====== DATA ROWS

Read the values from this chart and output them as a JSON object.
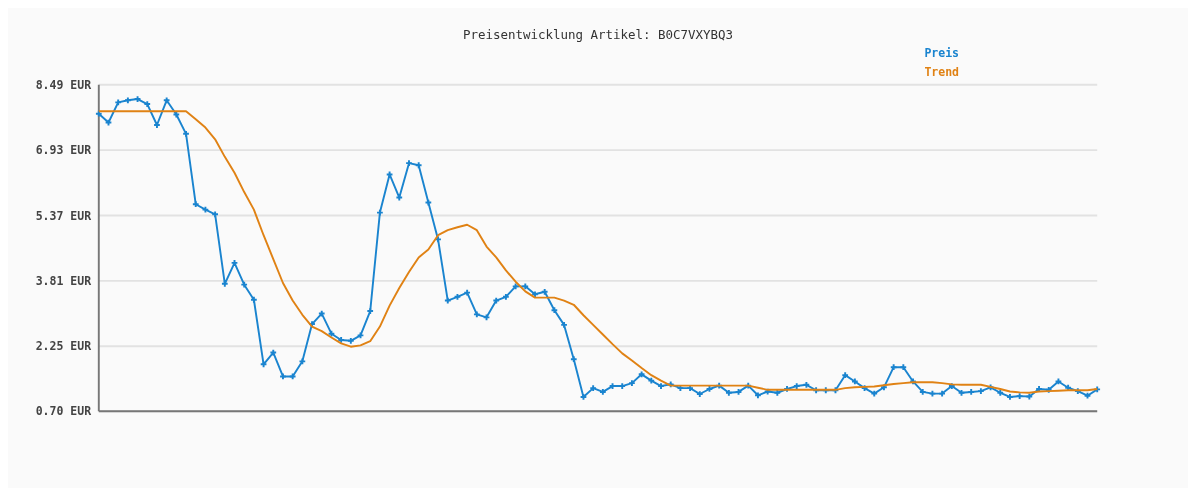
{
  "chart_data": {
    "type": "line",
    "title": "Preisentwicklung Artikel: B0C7VXYBQ3",
    "categories": [
      null,
      null,
      null,
      null,
      null,
      null,
      null,
      null,
      null,
      null,
      null,
      null,
      null,
      null,
      null,
      null,
      null,
      null,
      null,
      null,
      null,
      null,
      null,
      null,
      null,
      null,
      null,
      null,
      null,
      null,
      null,
      null,
      null,
      null,
      null,
      null,
      null,
      null,
      null,
      null,
      null,
      null,
      null,
      null,
      null,
      null,
      null,
      null,
      null,
      null,
      null,
      null,
      null,
      null,
      null,
      null,
      null,
      null,
      null,
      null,
      null,
      null,
      null,
      null,
      null,
      null,
      null,
      null,
      null,
      null,
      null,
      null,
      null,
      null,
      null,
      null,
      null,
      null,
      null,
      null,
      null,
      null,
      null,
      null,
      null,
      null,
      null,
      null,
      null,
      null,
      null,
      null,
      null,
      null,
      null,
      null,
      null,
      null,
      null,
      null,
      null,
      null,
      null,
      null
    ],
    "series": [
      {
        "name": "Preis",
        "color": "#1a84cf",
        "marker": "cross",
        "values": [
          7.8,
          7.59,
          8.07,
          8.12,
          8.15,
          8.03,
          7.53,
          8.12,
          7.78,
          7.32,
          5.64,
          5.51,
          5.4,
          3.74,
          4.24,
          3.72,
          3.36,
          1.82,
          2.1,
          1.53,
          1.53,
          1.89,
          2.78,
          3.03,
          2.55,
          2.4,
          2.38,
          2.51,
          3.09,
          5.44,
          6.35,
          5.8,
          6.62,
          6.57,
          5.68,
          4.8,
          3.34,
          3.43,
          3.53,
          3.01,
          2.94,
          3.34,
          3.43,
          3.68,
          3.68,
          3.49,
          3.55,
          3.11,
          2.76,
          1.94,
          1.04,
          1.25,
          1.16,
          1.3,
          1.3,
          1.37,
          1.58,
          1.43,
          1.3,
          1.34,
          1.25,
          1.25,
          1.11,
          1.23,
          1.31,
          1.14,
          1.16,
          1.31,
          1.08,
          1.17,
          1.14,
          1.23,
          1.3,
          1.33,
          1.2,
          1.2,
          1.2,
          1.56,
          1.41,
          1.25,
          1.12,
          1.27,
          1.75,
          1.75,
          1.41,
          1.16,
          1.12,
          1.12,
          1.3,
          1.14,
          1.16,
          1.18,
          1.27,
          1.14,
          1.04,
          1.06,
          1.05,
          1.23,
          1.21,
          1.41,
          1.26,
          1.18,
          1.07,
          1.22
        ]
      },
      {
        "name": "Trend",
        "color": "#e08214",
        "marker": "none",
        "values": [
          7.86,
          7.86,
          7.86,
          7.86,
          7.86,
          7.86,
          7.86,
          7.86,
          7.86,
          7.86,
          7.67,
          7.47,
          7.19,
          6.77,
          6.39,
          5.93,
          5.51,
          4.9,
          4.33,
          3.76,
          3.34,
          3.0,
          2.72,
          2.61,
          2.46,
          2.32,
          2.24,
          2.27,
          2.37,
          2.72,
          3.22,
          3.64,
          4.02,
          4.37,
          4.56,
          4.9,
          5.02,
          5.09,
          5.15,
          5.02,
          4.63,
          4.37,
          4.06,
          3.79,
          3.56,
          3.41,
          3.41,
          3.41,
          3.34,
          3.24,
          2.99,
          2.76,
          2.53,
          2.3,
          2.08,
          1.91,
          1.73,
          1.56,
          1.43,
          1.31,
          1.31,
          1.31,
          1.31,
          1.31,
          1.31,
          1.31,
          1.31,
          1.31,
          1.26,
          1.21,
          1.21,
          1.21,
          1.21,
          1.21,
          1.21,
          1.21,
          1.21,
          1.25,
          1.27,
          1.28,
          1.29,
          1.32,
          1.35,
          1.37,
          1.39,
          1.39,
          1.39,
          1.37,
          1.34,
          1.33,
          1.33,
          1.33,
          1.28,
          1.23,
          1.17,
          1.15,
          1.14,
          1.17,
          1.18,
          1.19,
          1.2,
          1.2,
          1.2,
          1.23
        ]
      }
    ],
    "ylim": [
      0.7,
      8.49
    ],
    "yticks": [
      {
        "value": 0.7,
        "label": "0.70 EUR"
      },
      {
        "value": 2.25,
        "label": "2.25 EUR"
      },
      {
        "value": 3.81,
        "label": "3.81 EUR"
      },
      {
        "value": 5.37,
        "label": "5.37 EUR"
      },
      {
        "value": 6.93,
        "label": "6.93 EUR"
      },
      {
        "value": 8.49,
        "label": "8.49 EUR"
      }
    ],
    "tick_labels": "y",
    "grid": "y",
    "legend": "top right"
  }
}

============

→ AIM
Your task is to repeat the data above exactly while excluding the pictures.

→ SOLVED EXERCISE
Read the values from this chart and output them as a JSON object.
{
  "chart_data": {
    "type": "line",
    "title": "Preisentwicklung Artikel: B0C7VXYBQ3",
    "categories": [
      null,
      null,
      null,
      null,
      null,
      null,
      null,
      null,
      null,
      null,
      null,
      null,
      null,
      null,
      null,
      null,
      null,
      null,
      null,
      null,
      null,
      null,
      null,
      null,
      null,
      null,
      null,
      null,
      null,
      null,
      null,
      null,
      null,
      null,
      null,
      null,
      null,
      null,
      null,
      null,
      null,
      null,
      null,
      null,
      null,
      null,
      null,
      null,
      null,
      null,
      null,
      null,
      null,
      null,
      null,
      null,
      null,
      null,
      null,
      null,
      null,
      null,
      null,
      null,
      null,
      null,
      null,
      null,
      null,
      null,
      null,
      null,
      null,
      null,
      null,
      null,
      null,
      null,
      null,
      null,
      null,
      null,
      null,
      null,
      null,
      null,
      null,
      null,
      null,
      null,
      null,
      null,
      null,
      null,
      null,
      null,
      null,
      null,
      null,
      null,
      null,
      null,
      null,
      null
    ],
    "series": [
      {
        "name": "Preis",
        "color": "#1a84cf",
        "marker": "cross",
        "values": [
          7.8,
          7.59,
          8.07,
          8.12,
          8.15,
          8.03,
          7.53,
          8.12,
          7.78,
          7.32,
          5.64,
          5.51,
          5.4,
          3.74,
          4.24,
          3.72,
          3.36,
          1.82,
          2.1,
          1.53,
          1.53,
          1.89,
          2.78,
          3.03,
          2.55,
          2.4,
          2.38,
          2.51,
          3.09,
          5.44,
          6.35,
          5.8,
          6.62,
          6.57,
          5.68,
          4.8,
          3.34,
          3.43,
          3.53,
          3.01,
          2.94,
          3.34,
          3.43,
          3.68,
          3.68,
          3.49,
          3.55,
          3.11,
          2.76,
          1.94,
          1.04,
          1.25,
          1.16,
          1.3,
          1.3,
          1.37,
          1.58,
          1.43,
          1.3,
          1.34,
          1.25,
          1.25,
          1.11,
          1.23,
          1.31,
          1.14,
          1.16,
          1.31,
          1.08,
          1.17,
          1.14,
          1.23,
          1.3,
          1.33,
          1.2,
          1.2,
          1.2,
          1.56,
          1.41,
          1.25,
          1.12,
          1.27,
          1.75,
          1.75,
          1.41,
          1.16,
          1.12,
          1.12,
          1.3,
          1.14,
          1.16,
          1.18,
          1.27,
          1.14,
          1.04,
          1.06,
          1.05,
          1.23,
          1.21,
          1.41,
          1.26,
          1.18,
          1.07,
          1.22
        ]
      },
      {
        "name": "Trend",
        "color": "#e08214",
        "marker": "none",
        "values": [
          7.86,
          7.86,
          7.86,
          7.86,
          7.86,
          7.86,
          7.86,
          7.86,
          7.86,
          7.86,
          7.67,
          7.47,
          7.19,
          6.77,
          6.39,
          5.93,
          5.51,
          4.9,
          4.33,
          3.76,
          3.34,
          3.0,
          2.72,
          2.61,
          2.46,
          2.32,
          2.24,
          2.27,
          2.37,
          2.72,
          3.22,
          3.64,
          4.02,
          4.37,
          4.56,
          4.9,
          5.02,
          5.09,
          5.15,
          5.02,
          4.63,
          4.37,
          4.06,
          3.79,
          3.56,
          3.41,
          3.41,
          3.41,
          3.34,
          3.24,
          2.99,
          2.76,
          2.53,
          2.3,
          2.08,
          1.91,
          1.73,
          1.56,
          1.43,
          1.31,
          1.31,
          1.31,
          1.31,
          1.31,
          1.31,
          1.31,
          1.31,
          1.31,
          1.26,
          1.21,
          1.21,
          1.21,
          1.21,
          1.21,
          1.21,
          1.21,
          1.21,
          1.25,
          1.27,
          1.28,
          1.29,
          1.32,
          1.35,
          1.37,
          1.39,
          1.39,
          1.39,
          1.37,
          1.34,
          1.33,
          1.33,
          1.33,
          1.28,
          1.23,
          1.17,
          1.15,
          1.14,
          1.17,
          1.18,
          1.19,
          1.2,
          1.2,
          1.2,
          1.23
        ]
      }
    ],
    "ylim": [
      0.7,
      8.49
    ],
    "yticks": [
      {
        "value": 0.7,
        "label": "0.70 EUR"
      },
      {
        "value": 2.25,
        "label": "2.25 EUR"
      },
      {
        "value": 3.81,
        "label": "3.81 EUR"
      },
      {
        "value": 5.37,
        "label": "5.37 EUR"
      },
      {
        "value": 6.93,
        "label": "6.93 EUR"
      },
      {
        "value": 8.49,
        "label": "8.49 EUR"
      }
    ],
    "tick_labels": "y",
    "grid": "y",
    "legend": "top right"
  }
}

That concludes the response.